**Supplied material**
________________________
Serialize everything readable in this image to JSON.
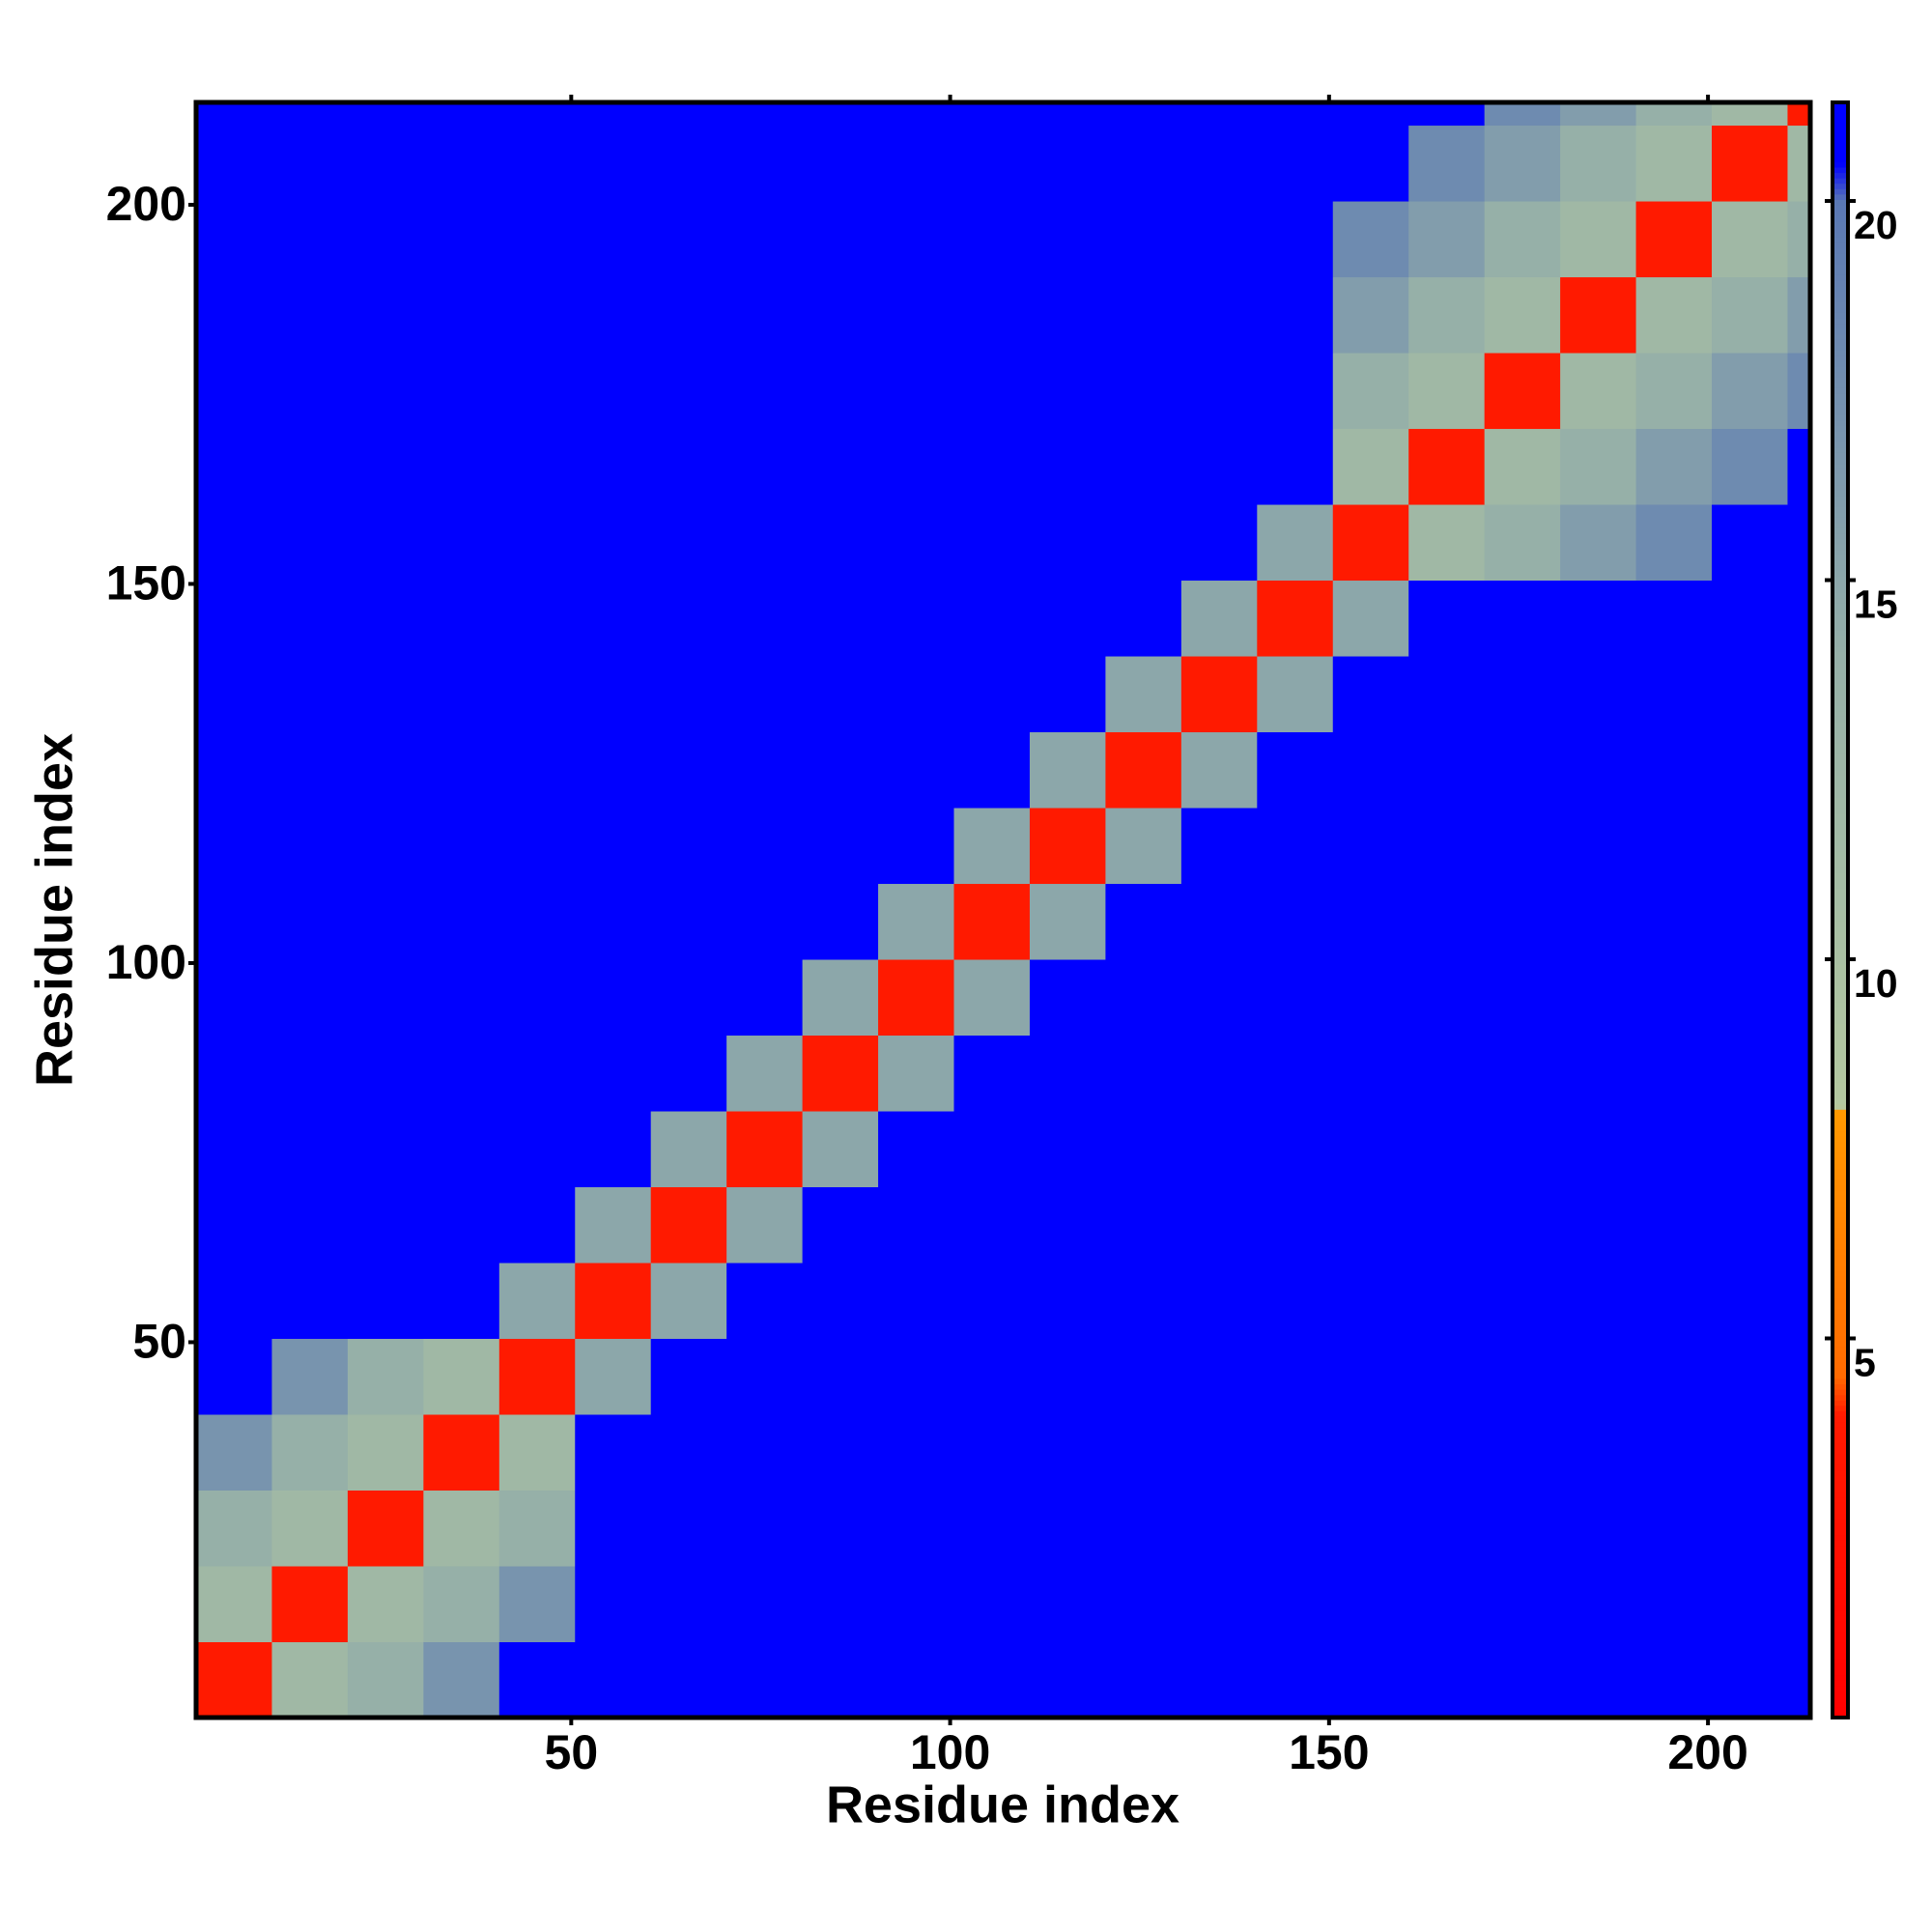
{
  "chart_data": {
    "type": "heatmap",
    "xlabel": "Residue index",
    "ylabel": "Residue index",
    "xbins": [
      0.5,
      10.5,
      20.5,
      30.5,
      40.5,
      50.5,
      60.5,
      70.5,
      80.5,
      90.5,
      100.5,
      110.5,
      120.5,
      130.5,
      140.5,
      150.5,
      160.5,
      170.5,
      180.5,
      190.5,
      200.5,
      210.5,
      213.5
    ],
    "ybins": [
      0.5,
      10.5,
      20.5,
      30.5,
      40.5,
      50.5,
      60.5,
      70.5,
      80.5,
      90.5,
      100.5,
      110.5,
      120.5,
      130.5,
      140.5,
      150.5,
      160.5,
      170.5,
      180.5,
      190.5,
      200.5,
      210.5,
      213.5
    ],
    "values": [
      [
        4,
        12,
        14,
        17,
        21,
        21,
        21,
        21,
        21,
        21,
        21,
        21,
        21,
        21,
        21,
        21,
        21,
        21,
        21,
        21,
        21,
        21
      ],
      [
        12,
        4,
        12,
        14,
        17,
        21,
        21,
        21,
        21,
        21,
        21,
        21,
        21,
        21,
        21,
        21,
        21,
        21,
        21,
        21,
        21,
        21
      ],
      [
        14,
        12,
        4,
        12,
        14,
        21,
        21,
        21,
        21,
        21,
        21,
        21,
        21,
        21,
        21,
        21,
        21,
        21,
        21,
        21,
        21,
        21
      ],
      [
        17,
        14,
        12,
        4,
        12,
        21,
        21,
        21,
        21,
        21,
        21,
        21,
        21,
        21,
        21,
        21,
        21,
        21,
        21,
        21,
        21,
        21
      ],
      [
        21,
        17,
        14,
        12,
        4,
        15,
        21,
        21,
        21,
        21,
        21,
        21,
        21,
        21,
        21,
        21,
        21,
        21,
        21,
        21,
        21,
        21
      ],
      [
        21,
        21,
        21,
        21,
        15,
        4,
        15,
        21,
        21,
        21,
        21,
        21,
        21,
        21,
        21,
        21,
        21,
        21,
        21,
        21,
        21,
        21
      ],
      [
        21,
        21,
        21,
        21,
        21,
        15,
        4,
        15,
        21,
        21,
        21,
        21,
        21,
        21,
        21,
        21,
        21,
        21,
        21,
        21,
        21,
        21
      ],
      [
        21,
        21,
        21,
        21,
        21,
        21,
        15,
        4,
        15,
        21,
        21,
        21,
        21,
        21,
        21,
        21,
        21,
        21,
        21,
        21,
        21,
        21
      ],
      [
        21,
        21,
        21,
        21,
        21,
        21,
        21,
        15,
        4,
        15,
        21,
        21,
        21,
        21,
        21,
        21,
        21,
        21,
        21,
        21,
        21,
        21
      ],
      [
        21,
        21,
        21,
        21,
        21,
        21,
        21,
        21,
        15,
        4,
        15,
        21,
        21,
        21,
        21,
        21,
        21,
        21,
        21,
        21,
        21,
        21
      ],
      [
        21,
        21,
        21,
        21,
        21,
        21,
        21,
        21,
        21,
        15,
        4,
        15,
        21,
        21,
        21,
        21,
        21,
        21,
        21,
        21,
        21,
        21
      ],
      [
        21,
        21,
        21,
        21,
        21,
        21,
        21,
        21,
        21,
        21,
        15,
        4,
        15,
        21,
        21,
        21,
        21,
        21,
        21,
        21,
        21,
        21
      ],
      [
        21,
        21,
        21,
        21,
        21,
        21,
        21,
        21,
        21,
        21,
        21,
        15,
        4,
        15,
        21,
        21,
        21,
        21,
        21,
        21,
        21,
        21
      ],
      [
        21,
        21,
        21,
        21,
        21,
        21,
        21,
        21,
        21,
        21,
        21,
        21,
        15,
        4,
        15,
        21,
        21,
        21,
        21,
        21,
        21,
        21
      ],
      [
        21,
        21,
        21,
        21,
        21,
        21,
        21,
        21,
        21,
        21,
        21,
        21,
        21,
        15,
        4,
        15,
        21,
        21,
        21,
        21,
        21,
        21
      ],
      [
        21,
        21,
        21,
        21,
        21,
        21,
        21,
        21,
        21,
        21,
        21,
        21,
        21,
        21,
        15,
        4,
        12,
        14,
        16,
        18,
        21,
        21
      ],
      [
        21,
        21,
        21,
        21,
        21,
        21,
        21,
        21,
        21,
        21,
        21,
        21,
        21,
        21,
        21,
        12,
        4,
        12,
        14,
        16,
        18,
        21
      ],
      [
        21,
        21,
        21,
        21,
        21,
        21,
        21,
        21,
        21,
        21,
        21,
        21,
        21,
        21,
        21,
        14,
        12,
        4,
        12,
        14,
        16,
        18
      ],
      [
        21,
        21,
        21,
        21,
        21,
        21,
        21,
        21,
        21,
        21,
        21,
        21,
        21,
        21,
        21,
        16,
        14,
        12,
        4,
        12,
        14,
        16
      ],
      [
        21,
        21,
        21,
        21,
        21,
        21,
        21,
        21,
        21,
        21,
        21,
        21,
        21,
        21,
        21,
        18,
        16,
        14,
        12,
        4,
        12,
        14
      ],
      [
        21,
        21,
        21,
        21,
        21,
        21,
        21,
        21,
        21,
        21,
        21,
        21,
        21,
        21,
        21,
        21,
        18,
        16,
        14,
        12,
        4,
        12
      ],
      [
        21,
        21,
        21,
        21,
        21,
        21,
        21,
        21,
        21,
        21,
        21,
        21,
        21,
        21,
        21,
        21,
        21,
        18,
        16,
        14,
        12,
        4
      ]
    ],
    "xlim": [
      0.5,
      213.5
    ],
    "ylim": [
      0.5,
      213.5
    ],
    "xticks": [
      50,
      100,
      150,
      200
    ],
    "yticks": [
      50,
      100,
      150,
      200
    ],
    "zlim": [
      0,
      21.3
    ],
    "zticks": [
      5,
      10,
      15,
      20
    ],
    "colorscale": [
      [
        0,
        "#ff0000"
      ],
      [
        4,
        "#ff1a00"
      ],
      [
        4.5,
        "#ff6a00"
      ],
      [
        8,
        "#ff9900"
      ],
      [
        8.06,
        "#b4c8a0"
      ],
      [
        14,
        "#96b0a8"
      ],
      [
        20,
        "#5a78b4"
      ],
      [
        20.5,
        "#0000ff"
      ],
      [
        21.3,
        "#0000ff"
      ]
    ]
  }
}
________________________
**To do**
From the listing above, copy all lines holding the word "index".

**Solved exercise**
    "xlabel": "Residue index",
    "ylabel": "Residue index",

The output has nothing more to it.